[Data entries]
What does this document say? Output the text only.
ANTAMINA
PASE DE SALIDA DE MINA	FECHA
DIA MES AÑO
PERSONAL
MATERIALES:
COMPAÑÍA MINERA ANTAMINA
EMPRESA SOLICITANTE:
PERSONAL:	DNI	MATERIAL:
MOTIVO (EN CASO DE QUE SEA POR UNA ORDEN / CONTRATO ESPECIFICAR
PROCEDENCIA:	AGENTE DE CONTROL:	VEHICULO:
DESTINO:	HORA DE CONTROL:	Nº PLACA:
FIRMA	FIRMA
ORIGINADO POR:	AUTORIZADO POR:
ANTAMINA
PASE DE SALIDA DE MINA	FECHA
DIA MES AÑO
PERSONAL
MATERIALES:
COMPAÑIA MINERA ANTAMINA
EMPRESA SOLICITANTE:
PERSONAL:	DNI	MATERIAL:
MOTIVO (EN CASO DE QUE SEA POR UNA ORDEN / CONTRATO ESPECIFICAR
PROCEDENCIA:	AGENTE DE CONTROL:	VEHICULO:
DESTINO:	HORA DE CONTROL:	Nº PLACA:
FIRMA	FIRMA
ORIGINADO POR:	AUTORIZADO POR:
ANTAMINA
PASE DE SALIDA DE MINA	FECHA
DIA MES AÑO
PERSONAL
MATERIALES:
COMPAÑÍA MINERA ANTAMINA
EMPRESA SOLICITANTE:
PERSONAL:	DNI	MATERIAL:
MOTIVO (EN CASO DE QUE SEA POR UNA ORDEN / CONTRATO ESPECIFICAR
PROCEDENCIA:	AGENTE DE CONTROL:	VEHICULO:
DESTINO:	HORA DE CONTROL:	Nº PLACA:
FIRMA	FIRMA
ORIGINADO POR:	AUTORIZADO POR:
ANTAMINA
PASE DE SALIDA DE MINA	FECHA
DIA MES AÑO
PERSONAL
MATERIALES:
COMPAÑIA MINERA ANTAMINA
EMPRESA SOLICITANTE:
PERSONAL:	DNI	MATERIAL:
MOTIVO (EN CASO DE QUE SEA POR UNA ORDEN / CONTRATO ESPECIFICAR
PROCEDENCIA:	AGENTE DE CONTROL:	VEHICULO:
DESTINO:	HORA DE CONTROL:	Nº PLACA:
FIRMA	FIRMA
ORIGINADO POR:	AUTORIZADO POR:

## Given request
Write out the entries in full, exactly as given.

## Answer to this exercise
What does this document say? Output the text only.
ANTAMINA
PASE DE SALIDA DE MINA	FECHA
DIA MES AÑO
PERSONAL
MATERIALES:
COMPAÑÍA MINERA ANTAMINA
EMPRESA SOLICITANTE:
PERSONAL:	DNI	MATERIAL:
MOTIVO (EN CASO DE QUE SEA POR UNA ORDEN / CONTRATO ESPECIFICAR
PROCEDENCIA:	AGENTE DE CONTROL:	VEHICULO:
DESTINO:	HORA DE CONTROL:	Nº PLACA:
FIRMA	FIRMA
ORIGINADO POR:	AUTORIZADO POR:
ANTAMINA
PASE DE SALIDA DE MINA	FECHA
DIA MES AÑO
PERSONAL
MATERIALES:
COMPAÑIA MINERA ANTAMINA
EMPRESA SOLICITANTE:
PERSONAL:	DNI	MATERIAL:
MOTIVO (EN CASO DE QUE SEA POR UNA ORDEN / CONTRATO ESPECIFICAR
PROCEDENCIA:	AGENTE DE CONTROL:	VEHICULO:
DESTINO:	HORA DE CONTROL:	Nº PLACA:
FIRMA	FIRMA
ORIGINADO POR:	AUTORIZADO POR:
ANTAMINA
PASE DE SALIDA DE MINA	FECHA
DIA MES AÑO
PERSONAL
MATERIALES:
COMPAÑÍA MINERA ANTAMINA
EMPRESA SOLICITANTE:
PERSONAL:	DNI	MATERIAL:
MOTIVO (EN CASO DE QUE SEA POR UNA ORDEN / CONTRATO ESPECIFICAR
PROCEDENCIA:	AGENTE DE CONTROL:	VEHICULO:
DESTINO:	HORA DE CONTROL:	Nº PLACA:
FIRMA	FIRMA
ORIGINADO POR:	AUTORIZADO POR:
ANTAMINA
PASE DE SALIDA DE MINA	FECHA
DIA MES AÑO
PERSONAL
MATERIALES:
COMPAÑIA MINERA ANTAMINA
EMPRESA SOLICITANTE:
PERSONAL:	DNI	MATERIAL:
MOTIVO (EN CASO DE QUE SEA POR UNA ORDEN / CONTRATO ESPECIFICAR
PROCEDENCIA:	AGENTE DE CONTROL:	VEHICULO:
DESTINO:	HORA DE CONTROL:	Nº PLACA:
FIRMA	FIRMA
ORIGINADO POR:	AUTORIZADO POR:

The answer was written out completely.